Look for the word "icon" in the entries below, then copy every line that has it.

**RECORDS:**
===
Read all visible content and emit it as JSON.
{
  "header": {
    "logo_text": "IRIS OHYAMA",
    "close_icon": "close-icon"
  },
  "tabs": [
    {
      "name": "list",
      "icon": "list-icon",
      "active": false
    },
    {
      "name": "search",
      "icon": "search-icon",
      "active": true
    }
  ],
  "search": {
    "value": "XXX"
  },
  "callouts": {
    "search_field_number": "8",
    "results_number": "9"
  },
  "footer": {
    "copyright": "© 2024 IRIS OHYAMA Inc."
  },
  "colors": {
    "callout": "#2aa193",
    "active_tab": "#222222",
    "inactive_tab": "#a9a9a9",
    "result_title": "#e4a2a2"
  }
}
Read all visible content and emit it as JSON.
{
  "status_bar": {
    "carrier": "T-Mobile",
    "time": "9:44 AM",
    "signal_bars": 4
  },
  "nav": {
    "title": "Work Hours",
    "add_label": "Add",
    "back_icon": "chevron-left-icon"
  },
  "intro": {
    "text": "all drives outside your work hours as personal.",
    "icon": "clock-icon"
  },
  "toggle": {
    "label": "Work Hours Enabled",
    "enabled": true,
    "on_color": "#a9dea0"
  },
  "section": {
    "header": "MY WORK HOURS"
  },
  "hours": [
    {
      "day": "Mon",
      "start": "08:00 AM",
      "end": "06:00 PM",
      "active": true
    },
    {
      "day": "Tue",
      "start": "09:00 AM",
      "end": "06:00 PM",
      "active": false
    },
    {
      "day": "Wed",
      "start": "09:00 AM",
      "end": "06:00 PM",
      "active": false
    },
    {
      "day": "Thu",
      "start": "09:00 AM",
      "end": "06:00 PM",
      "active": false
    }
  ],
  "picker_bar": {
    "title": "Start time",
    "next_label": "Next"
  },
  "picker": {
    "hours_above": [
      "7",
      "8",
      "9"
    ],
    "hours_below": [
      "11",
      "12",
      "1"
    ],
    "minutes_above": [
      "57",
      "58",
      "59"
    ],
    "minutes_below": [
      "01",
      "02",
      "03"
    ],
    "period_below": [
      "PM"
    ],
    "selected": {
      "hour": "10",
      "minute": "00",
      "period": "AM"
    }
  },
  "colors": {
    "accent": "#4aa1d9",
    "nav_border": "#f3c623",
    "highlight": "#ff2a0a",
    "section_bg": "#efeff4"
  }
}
===
**RESULT BELOW:**
    "close_icon": "close-icon"
      "icon": "list-icon",
      "icon": "search-icon",
    "back_icon": "chevron-left-icon"
    "icon": "clock-icon"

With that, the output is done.